INFORMATION PROVIDED |

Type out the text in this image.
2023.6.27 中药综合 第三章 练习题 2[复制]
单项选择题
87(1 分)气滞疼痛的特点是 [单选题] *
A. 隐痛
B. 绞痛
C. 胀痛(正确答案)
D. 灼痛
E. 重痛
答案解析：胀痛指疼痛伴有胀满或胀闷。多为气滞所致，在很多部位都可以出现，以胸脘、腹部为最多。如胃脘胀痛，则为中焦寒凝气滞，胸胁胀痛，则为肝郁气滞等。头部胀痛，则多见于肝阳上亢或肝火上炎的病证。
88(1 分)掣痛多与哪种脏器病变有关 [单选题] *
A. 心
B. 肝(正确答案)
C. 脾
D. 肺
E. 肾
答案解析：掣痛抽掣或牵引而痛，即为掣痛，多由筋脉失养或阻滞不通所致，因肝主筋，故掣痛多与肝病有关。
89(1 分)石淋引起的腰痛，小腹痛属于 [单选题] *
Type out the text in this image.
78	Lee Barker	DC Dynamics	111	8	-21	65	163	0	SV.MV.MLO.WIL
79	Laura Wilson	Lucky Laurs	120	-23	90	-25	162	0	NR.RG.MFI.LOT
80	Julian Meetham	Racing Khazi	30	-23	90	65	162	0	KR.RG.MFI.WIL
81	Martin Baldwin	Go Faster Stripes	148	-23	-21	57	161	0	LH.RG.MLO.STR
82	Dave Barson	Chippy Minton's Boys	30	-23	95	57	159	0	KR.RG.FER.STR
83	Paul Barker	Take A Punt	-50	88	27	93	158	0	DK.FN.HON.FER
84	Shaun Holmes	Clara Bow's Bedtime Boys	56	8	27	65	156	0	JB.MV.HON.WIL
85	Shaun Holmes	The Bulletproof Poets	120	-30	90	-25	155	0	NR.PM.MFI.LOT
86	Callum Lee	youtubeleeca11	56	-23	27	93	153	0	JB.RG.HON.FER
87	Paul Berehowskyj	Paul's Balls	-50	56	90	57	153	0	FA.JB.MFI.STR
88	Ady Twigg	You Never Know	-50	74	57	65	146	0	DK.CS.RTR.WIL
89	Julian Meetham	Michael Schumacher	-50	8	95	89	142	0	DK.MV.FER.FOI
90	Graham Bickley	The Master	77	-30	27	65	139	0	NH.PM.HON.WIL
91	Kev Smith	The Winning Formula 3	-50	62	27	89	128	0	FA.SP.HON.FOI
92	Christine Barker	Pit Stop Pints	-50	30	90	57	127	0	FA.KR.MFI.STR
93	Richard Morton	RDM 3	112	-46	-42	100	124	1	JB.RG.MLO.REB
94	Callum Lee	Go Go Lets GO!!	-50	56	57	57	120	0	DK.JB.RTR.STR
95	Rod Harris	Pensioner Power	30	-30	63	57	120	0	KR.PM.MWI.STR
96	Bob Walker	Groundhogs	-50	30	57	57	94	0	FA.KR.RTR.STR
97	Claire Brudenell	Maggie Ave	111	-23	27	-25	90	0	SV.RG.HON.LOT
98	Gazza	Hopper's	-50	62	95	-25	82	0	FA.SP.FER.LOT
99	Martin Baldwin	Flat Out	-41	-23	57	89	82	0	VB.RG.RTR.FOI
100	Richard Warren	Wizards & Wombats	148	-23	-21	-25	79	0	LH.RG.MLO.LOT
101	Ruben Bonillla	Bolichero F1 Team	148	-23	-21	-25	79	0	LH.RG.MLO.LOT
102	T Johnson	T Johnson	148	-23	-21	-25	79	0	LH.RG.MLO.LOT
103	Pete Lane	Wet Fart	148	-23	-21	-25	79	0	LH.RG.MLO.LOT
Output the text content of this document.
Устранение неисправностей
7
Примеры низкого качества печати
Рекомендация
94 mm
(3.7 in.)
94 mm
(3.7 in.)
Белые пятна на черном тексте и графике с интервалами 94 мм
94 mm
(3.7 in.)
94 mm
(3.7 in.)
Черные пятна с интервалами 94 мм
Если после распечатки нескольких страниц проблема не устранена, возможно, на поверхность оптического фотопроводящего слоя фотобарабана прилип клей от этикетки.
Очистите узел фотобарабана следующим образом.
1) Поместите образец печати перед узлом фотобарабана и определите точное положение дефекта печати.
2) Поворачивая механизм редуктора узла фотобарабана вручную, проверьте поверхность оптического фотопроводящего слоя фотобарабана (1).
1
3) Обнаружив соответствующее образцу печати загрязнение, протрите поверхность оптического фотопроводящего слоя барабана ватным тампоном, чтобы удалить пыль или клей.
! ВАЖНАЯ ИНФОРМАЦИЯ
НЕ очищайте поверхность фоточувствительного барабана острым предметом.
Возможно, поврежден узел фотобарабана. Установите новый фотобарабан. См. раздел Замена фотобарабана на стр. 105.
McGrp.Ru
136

STATED PROBLEM | Only the number is wanted: how many lines in the entries above contain the string "поверхность"?

CORRECT RESULT | 4